• [RECORDED INFORMATION]:
==================================================
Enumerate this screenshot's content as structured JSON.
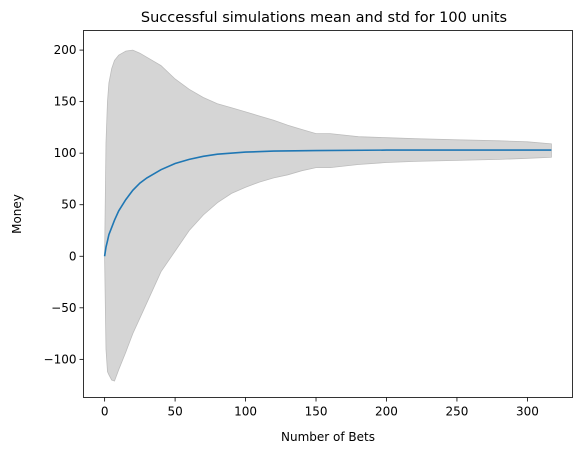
{
  "chart_data": {
    "type": "line",
    "title": "Successful simulations mean and std for 100 units",
    "xlabel": "Number of Bets",
    "ylabel": "Money",
    "xlim": [
      -15,
      332
    ],
    "ylim": [
      -137,
      219
    ],
    "xticks": [
      0,
      50,
      100,
      150,
      200,
      250,
      300
    ],
    "xtick_labels": [
      "0",
      "50",
      "100",
      "150",
      "200",
      "250",
      "300"
    ],
    "yticks": [
      -100,
      -50,
      0,
      50,
      100,
      150,
      200
    ],
    "ytick_labels": [
      "−100",
      "−50",
      "0",
      "50",
      "100",
      "150",
      "200"
    ],
    "grid": false,
    "colors": {
      "mean_line": "#1f77b4",
      "std_band": "#d5d5d5",
      "std_band_edge": "#bdbdbd"
    },
    "series": [
      {
        "role": "mean",
        "x": [
          0,
          1,
          2,
          3,
          5,
          7,
          10,
          15,
          20,
          25,
          30,
          40,
          50,
          60,
          70,
          80,
          100,
          120,
          150,
          200,
          250,
          317
        ],
        "values": [
          0,
          9,
          15,
          21,
          28,
          35,
          44,
          55,
          64,
          71,
          76,
          84,
          90,
          94,
          97,
          99,
          101,
          102,
          102.5,
          103,
          103,
          103
        ]
      },
      {
        "role": "mean + std",
        "x": [
          0,
          1,
          2,
          3,
          5,
          7,
          10,
          15,
          20,
          25,
          30,
          40,
          50,
          60,
          70,
          80,
          90,
          100,
          110,
          120,
          130,
          140,
          150,
          160,
          180,
          200,
          220,
          250,
          280,
          300,
          317
        ],
        "values": [
          0,
          110,
          150,
          168,
          182,
          190,
          195,
          199,
          200,
          197,
          193,
          185,
          172,
          162,
          154,
          148,
          144,
          140,
          136,
          132,
          127,
          123,
          119,
          119,
          116,
          115,
          114,
          113,
          112,
          111,
          109
        ]
      },
      {
        "role": "mean - std",
        "x": [
          0,
          1,
          2,
          3,
          5,
          7,
          10,
          15,
          20,
          25,
          30,
          40,
          50,
          60,
          70,
          80,
          90,
          100,
          110,
          120,
          130,
          140,
          150,
          160,
          180,
          200,
          220,
          250,
          280,
          300,
          317
        ],
        "values": [
          0,
          -90,
          -112,
          -115,
          -120,
          -121,
          -110,
          -93,
          -75,
          -60,
          -45,
          -15,
          5,
          25,
          40,
          52,
          61,
          67,
          72,
          76,
          79,
          83,
          86,
          86,
          89,
          91,
          92,
          93,
          94,
          95,
          96
        ]
      }
    ]
  }
}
==================================================
• [WRITTEN TASK]: Transcribe all entries above exactly. Drop the pictures.

• [EXERCISE RESPONSE]:
Enumerate this screenshot's content as structured JSON.
{
  "chart_data": {
    "type": "line",
    "title": "Successful simulations mean and std for 100 units",
    "xlabel": "Number of Bets",
    "ylabel": "Money",
    "xlim": [
      -15,
      332
    ],
    "ylim": [
      -137,
      219
    ],
    "xticks": [
      0,
      50,
      100,
      150,
      200,
      250,
      300
    ],
    "xtick_labels": [
      "0",
      "50",
      "100",
      "150",
      "200",
      "250",
      "300"
    ],
    "yticks": [
      -100,
      -50,
      0,
      50,
      100,
      150,
      200
    ],
    "ytick_labels": [
      "−100",
      "−50",
      "0",
      "50",
      "100",
      "150",
      "200"
    ],
    "grid": false,
    "colors": {
      "mean_line": "#1f77b4",
      "std_band": "#d5d5d5",
      "std_band_edge": "#bdbdbd"
    },
    "series": [
      {
        "role": "mean",
        "x": [
          0,
          1,
          2,
          3,
          5,
          7,
          10,
          15,
          20,
          25,
          30,
          40,
          50,
          60,
          70,
          80,
          100,
          120,
          150,
          200,
          250,
          317
        ],
        "values": [
          0,
          9,
          15,
          21,
          28,
          35,
          44,
          55,
          64,
          71,
          76,
          84,
          90,
          94,
          97,
          99,
          101,
          102,
          102.5,
          103,
          103,
          103
        ]
      },
      {
        "role": "mean + std",
        "x": [
          0,
          1,
          2,
          3,
          5,
          7,
          10,
          15,
          20,
          25,
          30,
          40,
          50,
          60,
          70,
          80,
          90,
          100,
          110,
          120,
          130,
          140,
          150,
          160,
          180,
          200,
          220,
          250,
          280,
          300,
          317
        ],
        "values": [
          0,
          110,
          150,
          168,
          182,
          190,
          195,
          199,
          200,
          197,
          193,
          185,
          172,
          162,
          154,
          148,
          144,
          140,
          136,
          132,
          127,
          123,
          119,
          119,
          116,
          115,
          114,
          113,
          112,
          111,
          109
        ]
      },
      {
        "role": "mean - std",
        "x": [
          0,
          1,
          2,
          3,
          5,
          7,
          10,
          15,
          20,
          25,
          30,
          40,
          50,
          60,
          70,
          80,
          90,
          100,
          110,
          120,
          130,
          140,
          150,
          160,
          180,
          200,
          220,
          250,
          280,
          300,
          317
        ],
        "values": [
          0,
          -90,
          -112,
          -115,
          -120,
          -121,
          -110,
          -93,
          -75,
          -60,
          -45,
          -15,
          5,
          25,
          40,
          52,
          61,
          67,
          72,
          76,
          79,
          83,
          86,
          86,
          89,
          91,
          92,
          93,
          94,
          95,
          96
        ]
      }
    ]
  }
}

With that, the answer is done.